== YOUR GOAL ==
Return the lines below that carry the word "square".

== DATA FOR THIS EXERCISE ==
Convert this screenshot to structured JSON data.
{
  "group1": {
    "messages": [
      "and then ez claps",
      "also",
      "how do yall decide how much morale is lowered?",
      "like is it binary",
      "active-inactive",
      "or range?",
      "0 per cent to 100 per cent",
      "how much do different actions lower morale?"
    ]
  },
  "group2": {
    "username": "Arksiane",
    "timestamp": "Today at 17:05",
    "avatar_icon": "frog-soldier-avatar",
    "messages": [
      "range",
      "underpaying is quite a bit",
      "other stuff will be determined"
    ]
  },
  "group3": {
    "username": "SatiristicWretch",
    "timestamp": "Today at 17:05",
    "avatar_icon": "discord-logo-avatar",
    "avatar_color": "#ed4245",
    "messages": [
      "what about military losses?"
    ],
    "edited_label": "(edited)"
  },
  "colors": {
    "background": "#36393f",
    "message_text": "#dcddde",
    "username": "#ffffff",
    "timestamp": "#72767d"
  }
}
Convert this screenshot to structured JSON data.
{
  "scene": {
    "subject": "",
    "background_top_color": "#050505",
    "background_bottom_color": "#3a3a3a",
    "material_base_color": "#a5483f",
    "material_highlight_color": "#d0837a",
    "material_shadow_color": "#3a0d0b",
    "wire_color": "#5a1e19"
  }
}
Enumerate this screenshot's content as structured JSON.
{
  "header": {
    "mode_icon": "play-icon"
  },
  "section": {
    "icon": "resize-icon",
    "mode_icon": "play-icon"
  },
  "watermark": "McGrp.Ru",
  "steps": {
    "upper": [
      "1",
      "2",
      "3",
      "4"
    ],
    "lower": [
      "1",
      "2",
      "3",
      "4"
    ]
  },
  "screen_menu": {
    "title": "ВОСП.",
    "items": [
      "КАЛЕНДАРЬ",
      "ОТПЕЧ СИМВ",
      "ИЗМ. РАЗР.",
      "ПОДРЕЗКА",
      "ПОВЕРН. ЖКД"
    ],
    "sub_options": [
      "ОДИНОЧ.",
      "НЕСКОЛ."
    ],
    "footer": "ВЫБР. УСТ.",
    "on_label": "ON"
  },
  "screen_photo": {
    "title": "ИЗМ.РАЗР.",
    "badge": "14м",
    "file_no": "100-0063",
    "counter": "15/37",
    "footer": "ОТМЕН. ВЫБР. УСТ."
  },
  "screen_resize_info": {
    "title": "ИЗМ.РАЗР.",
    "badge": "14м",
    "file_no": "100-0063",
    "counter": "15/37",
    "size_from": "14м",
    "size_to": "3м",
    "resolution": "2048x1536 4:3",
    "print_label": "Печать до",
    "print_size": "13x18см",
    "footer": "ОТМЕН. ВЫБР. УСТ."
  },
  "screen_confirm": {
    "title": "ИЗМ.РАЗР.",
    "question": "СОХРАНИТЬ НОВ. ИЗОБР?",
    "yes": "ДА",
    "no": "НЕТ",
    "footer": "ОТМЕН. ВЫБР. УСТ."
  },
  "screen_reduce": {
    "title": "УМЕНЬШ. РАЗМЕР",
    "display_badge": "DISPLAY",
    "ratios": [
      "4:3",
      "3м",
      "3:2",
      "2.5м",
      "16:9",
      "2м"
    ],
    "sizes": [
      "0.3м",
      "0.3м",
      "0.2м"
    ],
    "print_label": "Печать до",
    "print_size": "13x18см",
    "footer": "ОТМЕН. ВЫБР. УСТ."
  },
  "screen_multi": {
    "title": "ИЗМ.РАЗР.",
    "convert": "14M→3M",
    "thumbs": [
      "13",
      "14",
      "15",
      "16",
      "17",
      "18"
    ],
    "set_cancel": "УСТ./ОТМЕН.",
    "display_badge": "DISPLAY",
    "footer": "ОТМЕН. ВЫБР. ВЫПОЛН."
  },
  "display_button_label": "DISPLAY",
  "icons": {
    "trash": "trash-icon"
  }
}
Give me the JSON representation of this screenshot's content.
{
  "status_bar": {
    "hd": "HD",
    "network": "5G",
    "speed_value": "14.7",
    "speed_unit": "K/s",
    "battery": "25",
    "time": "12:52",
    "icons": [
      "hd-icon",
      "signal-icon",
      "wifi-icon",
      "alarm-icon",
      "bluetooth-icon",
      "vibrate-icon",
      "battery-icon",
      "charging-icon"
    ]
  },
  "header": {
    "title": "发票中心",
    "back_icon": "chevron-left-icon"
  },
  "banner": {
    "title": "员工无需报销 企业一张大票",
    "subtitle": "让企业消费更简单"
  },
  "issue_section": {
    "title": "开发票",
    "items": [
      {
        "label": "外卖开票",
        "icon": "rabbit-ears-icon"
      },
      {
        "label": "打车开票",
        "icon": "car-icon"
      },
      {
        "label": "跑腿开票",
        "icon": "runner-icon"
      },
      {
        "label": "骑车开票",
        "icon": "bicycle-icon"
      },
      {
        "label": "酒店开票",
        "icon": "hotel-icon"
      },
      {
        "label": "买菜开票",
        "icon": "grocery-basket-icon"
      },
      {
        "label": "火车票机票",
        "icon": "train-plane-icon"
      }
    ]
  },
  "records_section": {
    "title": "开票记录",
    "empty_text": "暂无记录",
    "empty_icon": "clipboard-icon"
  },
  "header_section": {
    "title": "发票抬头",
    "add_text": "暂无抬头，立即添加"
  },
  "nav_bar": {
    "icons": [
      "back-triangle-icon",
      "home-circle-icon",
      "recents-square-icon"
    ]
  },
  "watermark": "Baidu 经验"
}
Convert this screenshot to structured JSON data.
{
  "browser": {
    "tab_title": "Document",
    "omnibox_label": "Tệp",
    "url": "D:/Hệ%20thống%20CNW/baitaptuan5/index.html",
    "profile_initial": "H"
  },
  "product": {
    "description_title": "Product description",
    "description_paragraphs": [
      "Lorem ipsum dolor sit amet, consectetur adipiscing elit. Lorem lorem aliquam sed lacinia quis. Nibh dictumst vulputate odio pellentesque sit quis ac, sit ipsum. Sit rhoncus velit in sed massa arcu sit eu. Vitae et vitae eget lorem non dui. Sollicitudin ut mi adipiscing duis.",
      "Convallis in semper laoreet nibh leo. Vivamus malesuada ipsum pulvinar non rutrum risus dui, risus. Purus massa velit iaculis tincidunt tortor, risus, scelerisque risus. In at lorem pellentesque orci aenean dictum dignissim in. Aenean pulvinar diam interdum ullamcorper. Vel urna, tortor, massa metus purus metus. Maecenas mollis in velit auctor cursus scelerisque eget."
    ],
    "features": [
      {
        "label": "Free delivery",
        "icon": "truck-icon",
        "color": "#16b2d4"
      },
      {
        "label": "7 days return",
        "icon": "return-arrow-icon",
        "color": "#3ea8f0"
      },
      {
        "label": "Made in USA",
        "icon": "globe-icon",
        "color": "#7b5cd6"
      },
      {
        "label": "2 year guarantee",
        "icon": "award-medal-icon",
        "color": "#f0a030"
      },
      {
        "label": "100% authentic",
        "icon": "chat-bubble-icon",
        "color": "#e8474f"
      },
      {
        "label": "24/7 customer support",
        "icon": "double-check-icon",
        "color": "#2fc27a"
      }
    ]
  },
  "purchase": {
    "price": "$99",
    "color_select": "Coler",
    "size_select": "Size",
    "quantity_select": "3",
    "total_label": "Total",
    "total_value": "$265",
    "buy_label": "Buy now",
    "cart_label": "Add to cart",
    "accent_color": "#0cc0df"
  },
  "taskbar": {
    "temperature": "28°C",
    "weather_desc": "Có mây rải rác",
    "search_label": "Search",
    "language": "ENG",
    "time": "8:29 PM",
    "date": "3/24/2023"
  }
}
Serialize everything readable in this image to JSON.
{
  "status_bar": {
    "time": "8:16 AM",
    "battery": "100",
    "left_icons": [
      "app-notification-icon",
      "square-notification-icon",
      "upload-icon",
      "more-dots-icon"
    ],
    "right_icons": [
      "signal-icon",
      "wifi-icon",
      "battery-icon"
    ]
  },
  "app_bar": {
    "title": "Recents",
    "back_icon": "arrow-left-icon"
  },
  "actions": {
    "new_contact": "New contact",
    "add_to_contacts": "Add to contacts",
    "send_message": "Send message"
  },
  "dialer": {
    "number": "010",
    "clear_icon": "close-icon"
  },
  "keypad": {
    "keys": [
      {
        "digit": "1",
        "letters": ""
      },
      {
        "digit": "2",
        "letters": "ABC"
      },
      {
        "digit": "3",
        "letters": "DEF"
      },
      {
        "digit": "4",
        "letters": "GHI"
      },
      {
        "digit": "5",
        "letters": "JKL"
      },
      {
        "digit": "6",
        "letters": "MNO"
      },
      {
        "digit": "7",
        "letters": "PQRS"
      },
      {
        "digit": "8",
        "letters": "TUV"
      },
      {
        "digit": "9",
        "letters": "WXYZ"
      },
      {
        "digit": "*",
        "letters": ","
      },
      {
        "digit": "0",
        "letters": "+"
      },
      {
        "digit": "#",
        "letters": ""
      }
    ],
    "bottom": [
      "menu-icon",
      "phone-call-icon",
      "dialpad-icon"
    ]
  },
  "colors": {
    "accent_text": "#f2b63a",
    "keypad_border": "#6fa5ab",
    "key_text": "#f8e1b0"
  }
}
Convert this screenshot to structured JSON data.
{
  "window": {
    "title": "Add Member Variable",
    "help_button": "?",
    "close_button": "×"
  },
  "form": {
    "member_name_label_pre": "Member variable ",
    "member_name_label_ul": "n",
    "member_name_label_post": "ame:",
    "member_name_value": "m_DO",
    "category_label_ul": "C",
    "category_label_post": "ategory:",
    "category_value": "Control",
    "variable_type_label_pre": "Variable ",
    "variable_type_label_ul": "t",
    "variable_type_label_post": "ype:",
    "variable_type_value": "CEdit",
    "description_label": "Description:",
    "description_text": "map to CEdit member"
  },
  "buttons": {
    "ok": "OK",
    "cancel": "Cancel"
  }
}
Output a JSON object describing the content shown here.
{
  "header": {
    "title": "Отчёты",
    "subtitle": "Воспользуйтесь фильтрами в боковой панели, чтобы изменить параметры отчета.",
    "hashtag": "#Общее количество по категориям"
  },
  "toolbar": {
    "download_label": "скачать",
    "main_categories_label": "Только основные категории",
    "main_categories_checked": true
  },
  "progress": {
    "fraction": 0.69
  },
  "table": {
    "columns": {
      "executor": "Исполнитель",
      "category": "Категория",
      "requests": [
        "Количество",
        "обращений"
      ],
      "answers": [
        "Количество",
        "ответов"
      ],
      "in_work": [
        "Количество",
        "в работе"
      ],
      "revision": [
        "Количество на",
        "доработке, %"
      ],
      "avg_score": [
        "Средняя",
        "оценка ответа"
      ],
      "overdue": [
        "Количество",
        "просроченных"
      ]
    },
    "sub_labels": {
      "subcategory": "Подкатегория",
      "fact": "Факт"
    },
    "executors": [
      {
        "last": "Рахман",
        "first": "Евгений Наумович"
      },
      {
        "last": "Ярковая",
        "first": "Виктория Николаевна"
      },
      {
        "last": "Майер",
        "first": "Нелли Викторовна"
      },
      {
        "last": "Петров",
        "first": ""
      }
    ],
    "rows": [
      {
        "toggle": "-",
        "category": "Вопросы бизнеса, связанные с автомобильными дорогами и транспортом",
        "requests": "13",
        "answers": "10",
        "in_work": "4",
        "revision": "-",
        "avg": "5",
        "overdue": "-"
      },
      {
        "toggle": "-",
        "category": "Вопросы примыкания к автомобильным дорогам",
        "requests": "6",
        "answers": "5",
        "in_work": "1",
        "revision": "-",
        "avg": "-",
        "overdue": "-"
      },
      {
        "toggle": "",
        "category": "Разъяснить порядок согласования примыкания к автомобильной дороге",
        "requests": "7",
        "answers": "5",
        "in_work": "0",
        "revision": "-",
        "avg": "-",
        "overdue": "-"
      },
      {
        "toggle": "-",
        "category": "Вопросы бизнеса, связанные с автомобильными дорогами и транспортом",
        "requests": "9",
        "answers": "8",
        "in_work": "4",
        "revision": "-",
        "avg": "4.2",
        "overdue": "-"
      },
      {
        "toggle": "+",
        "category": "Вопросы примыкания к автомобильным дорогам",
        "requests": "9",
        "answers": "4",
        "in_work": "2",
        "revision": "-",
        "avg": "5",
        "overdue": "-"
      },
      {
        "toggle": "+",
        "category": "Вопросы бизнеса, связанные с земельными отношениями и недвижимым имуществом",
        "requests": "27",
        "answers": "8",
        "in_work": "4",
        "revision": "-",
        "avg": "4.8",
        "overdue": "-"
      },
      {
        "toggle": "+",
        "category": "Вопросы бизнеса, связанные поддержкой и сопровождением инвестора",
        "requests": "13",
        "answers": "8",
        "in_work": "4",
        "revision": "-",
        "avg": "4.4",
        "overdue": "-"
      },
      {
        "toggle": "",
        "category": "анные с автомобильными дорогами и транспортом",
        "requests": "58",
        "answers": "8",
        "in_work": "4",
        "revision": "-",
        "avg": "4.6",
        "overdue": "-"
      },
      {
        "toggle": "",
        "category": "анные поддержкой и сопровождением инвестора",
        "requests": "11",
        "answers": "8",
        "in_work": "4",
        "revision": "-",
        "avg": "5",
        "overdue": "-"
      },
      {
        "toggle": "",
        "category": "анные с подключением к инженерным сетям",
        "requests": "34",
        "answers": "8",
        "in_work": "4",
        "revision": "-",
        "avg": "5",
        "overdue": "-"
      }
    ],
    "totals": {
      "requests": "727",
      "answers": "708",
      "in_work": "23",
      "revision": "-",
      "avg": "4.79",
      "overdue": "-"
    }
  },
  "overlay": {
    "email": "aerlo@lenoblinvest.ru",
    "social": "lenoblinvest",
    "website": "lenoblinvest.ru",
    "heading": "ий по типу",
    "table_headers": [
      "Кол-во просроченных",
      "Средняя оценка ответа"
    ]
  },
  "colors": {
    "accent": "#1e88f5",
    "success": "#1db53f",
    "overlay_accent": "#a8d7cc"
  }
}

== COMPLETE OUTPUT ==
      "recents-square-icon"
      "square-notification-icon",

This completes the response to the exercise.